----- TEXTE À LIRE
Mais, trop souvent, elles se défont aussi rapidement qu’elles se sont faites. Ici encore, Mentors se positionne à l’interface. En partant du bien-être individuel et en le positionnant comme un phénomène social et environnemental, Mentors, comme beaucoup de ces nouvelles entreprises de la transition, participe à la structuration des petits gestes qui font changer le monde.

Vous lancez, en parallèle, une revue trimestrielle au format bookzine. Souhaitez-vous, en quelque sorte, vous lancer dans un combat culturel et politique pour diffuser vos idées dans une temporalité politique complexe ?

Erwan Menthéour : Nous sommes très fiers de Génération Mentors que nous avons lancé avec Patrick Guérinet en avril 2021. Il porte les valeurs d’indépendance et de respect qui nous semblent être à la base de toute relation de confiance. Les retours que nous avons sur les trois premiers numéros sont élogieux et les abonnements progressent. Il est vrai que la période est politiquement complexe. Nous sommes à un carrefour civilisationnel, l’anthropocène. Comme le dit Edgar Morin, il va nous falloir apprendre à naviguer dans un océan de complexité.
Génération Mentors, comme l’ensemble du projet, vise à prendre du temps pour soi et de la hauteur pour tenter d’avoir les idées claires et des solutions pratiques au niveau individuel. Quand on apprend à conduire, on nous explique que si l’on perd le contrôle du véhicule, il ne faut ni regarder là où on va taper, ni dans le rétroviseur, mais là où l’on veut aller. C’est également le cas ici. Entre toutes les dystopies possibles, de Matrix à Mad Max, il y a un monde vivable à inventer ensemble. Il est vivant, il est digital, il est hybride.
----------
----- ENTRÉES FOURNIES
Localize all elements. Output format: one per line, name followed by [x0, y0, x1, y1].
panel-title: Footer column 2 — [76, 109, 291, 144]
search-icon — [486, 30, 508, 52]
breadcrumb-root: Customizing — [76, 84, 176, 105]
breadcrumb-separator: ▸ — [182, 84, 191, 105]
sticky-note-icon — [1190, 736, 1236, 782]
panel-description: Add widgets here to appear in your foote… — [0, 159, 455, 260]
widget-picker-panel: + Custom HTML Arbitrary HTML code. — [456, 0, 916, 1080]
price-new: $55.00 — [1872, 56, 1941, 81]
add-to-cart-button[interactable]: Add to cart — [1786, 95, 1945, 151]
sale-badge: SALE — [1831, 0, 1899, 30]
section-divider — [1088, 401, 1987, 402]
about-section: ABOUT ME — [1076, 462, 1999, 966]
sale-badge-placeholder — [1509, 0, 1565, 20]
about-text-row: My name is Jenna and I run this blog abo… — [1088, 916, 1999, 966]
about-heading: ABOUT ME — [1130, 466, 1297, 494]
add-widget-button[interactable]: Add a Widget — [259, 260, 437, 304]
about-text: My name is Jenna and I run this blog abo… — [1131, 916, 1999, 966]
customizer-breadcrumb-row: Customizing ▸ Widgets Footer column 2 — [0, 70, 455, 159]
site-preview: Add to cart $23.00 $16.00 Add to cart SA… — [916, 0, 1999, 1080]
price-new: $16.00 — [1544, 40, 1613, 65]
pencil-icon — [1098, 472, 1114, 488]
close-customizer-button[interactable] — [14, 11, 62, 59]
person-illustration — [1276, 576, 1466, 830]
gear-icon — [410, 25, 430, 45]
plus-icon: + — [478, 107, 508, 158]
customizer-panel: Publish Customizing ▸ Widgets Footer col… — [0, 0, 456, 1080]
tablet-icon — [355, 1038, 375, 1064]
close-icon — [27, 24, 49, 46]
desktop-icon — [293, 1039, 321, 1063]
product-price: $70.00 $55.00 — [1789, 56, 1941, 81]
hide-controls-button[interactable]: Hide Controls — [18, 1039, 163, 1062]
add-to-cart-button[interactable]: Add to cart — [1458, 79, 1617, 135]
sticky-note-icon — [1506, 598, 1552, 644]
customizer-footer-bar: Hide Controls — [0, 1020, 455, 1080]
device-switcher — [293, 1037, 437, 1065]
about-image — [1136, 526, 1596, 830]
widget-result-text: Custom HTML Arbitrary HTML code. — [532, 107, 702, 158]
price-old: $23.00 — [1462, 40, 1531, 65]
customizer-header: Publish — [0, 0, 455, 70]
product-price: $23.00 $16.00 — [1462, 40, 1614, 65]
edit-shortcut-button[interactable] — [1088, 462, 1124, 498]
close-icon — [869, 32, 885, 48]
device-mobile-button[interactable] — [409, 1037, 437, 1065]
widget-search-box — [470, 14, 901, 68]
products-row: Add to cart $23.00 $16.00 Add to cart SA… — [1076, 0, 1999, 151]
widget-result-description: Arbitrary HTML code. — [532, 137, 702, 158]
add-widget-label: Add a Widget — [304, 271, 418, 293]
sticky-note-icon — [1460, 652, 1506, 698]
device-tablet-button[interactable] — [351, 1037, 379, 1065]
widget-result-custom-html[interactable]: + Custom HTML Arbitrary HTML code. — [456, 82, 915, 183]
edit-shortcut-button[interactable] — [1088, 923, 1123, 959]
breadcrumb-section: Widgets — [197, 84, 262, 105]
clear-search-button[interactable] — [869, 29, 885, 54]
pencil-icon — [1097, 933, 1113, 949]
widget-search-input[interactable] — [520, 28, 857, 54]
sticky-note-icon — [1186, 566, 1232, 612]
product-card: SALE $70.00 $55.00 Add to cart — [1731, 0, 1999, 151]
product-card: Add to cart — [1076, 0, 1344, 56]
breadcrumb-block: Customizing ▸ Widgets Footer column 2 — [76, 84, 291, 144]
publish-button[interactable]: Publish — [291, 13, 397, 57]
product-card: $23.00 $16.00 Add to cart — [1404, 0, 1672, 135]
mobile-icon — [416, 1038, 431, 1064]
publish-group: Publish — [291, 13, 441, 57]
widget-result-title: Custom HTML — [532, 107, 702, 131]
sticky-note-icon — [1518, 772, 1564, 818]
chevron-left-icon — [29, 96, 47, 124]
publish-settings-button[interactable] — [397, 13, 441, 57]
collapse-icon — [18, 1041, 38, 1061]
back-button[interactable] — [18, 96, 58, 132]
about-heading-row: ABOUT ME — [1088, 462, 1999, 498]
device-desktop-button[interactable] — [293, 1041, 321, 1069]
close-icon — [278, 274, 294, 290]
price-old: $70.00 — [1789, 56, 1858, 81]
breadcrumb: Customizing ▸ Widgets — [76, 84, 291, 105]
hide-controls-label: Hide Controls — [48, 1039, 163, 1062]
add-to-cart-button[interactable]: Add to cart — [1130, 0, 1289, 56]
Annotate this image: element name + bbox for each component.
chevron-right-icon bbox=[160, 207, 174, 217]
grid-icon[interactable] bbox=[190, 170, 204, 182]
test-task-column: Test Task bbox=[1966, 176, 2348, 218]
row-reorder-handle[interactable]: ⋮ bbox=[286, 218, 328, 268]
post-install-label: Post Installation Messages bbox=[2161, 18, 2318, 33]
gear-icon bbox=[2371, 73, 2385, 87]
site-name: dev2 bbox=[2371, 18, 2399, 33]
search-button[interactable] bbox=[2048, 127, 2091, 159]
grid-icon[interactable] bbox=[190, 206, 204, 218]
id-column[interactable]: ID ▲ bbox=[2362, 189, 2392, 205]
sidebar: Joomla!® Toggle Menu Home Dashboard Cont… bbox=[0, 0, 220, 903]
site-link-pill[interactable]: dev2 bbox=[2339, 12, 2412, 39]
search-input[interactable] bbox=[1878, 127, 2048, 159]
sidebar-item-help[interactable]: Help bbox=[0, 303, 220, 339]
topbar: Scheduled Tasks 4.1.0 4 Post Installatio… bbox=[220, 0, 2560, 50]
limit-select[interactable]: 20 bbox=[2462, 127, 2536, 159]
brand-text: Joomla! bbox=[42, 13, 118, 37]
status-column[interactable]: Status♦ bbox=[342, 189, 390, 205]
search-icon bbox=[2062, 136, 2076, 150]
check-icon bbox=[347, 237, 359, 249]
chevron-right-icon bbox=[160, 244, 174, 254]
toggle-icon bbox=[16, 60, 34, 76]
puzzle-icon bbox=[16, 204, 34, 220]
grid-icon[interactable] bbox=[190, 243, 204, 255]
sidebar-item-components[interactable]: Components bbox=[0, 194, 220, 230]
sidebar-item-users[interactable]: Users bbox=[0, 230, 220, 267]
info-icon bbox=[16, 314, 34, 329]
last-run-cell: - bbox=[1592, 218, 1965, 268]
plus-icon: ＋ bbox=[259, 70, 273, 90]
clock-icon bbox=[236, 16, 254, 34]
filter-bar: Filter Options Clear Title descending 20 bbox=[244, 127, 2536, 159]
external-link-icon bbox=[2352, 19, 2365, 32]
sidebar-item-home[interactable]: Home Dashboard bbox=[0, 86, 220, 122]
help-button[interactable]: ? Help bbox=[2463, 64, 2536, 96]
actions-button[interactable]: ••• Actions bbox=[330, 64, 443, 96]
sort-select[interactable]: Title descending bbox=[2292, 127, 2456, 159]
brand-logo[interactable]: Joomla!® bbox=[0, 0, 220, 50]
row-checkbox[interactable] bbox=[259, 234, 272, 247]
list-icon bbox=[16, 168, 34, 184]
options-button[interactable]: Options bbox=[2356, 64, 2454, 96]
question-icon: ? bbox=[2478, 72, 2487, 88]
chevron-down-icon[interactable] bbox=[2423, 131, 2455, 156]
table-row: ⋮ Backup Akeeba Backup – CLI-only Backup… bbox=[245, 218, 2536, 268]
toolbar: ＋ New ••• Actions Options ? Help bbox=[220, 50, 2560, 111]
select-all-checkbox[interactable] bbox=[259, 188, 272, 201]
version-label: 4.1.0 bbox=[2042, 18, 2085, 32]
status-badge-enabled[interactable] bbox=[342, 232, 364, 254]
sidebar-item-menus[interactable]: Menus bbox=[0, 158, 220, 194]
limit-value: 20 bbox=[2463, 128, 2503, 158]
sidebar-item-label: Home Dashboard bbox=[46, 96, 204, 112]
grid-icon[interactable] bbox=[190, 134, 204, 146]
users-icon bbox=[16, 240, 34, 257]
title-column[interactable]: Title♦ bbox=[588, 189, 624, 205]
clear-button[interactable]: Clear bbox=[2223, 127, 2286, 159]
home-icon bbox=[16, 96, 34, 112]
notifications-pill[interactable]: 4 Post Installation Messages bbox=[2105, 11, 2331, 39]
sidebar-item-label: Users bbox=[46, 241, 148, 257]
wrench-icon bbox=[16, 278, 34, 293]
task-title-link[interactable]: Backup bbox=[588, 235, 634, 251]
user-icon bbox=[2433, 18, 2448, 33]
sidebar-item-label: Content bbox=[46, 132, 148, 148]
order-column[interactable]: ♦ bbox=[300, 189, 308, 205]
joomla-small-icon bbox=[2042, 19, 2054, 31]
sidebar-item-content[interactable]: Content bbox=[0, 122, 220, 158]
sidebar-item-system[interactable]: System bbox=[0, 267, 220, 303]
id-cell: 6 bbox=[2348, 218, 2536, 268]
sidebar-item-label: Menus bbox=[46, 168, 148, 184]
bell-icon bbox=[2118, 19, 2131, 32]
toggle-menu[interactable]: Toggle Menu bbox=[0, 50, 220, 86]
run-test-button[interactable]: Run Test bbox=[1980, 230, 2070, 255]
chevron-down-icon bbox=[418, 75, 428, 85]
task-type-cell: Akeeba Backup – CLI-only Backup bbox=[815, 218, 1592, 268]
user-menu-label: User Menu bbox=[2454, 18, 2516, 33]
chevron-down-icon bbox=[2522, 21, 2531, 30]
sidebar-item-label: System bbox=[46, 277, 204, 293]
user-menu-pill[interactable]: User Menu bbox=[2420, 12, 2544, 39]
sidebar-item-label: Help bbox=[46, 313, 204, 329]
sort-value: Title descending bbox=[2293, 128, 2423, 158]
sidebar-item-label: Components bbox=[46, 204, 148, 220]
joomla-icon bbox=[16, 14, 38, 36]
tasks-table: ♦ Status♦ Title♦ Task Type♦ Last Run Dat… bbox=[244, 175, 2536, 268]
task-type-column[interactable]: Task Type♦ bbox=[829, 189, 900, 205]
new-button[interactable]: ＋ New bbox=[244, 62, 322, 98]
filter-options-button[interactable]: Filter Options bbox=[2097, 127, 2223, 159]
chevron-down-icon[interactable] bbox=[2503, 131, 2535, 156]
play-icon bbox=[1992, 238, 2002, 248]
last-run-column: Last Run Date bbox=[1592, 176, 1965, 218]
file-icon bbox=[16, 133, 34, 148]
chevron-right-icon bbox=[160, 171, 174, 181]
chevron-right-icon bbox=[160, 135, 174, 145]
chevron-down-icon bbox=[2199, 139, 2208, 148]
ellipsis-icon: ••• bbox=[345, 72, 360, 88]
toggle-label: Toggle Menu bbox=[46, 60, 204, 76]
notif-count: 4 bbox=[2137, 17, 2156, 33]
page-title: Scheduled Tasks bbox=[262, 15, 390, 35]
----------
[CONSIGNES]
- 1) Recopiez mot pour mot le passage du texte sur Mentors qui commence par « Génération Mentors, comme » et se poursuit jusqu'à « il est hybride. ».
- 2) Répondez brièvement à ces questions sur le texte sur Mentors.
(a) Quelle est la périodicité de la revue lancée en parallèle, et sous quel format paraît-elle ?
(b) Quel penseur est cité au sujet de l'apprentissage de la navigation dans un océan de complexité ?
(c) D'après la comparaison avec l'apprentissage de la conduite, où faut-il regarder quand on perd le contrôle du véhicule ?
Les entrées n'ont aucun rapport avec le texte sur Mentors.

[RÉPONSES PAR CONSIGNE]
- 1)
Génération Mentors, comme l’ensemble du projet, vise à prendre du temps pour soi et de la hauteur pour tenter d’avoir les idées claires et des solutions pratiques au niveau individuel. Quand on apprend à conduire, on nous explique que si l’on perd le contrôle du véhicule, il ne faut ni regarder là où on va taper, ni dans le rétroviseur, mais là où l’on veut aller. C’est également le cas ici. Entre toutes les dystopies possibles, de Matrix à Mad Max, il y a un monde vivable à inventer ensemble. Il est vivant, il est digital, il est hybride.

- 2)
(a) C'est une revue trimestrielle au format bookzine.
(b) Edgar Morin.
(c) Là où l'on veut aller.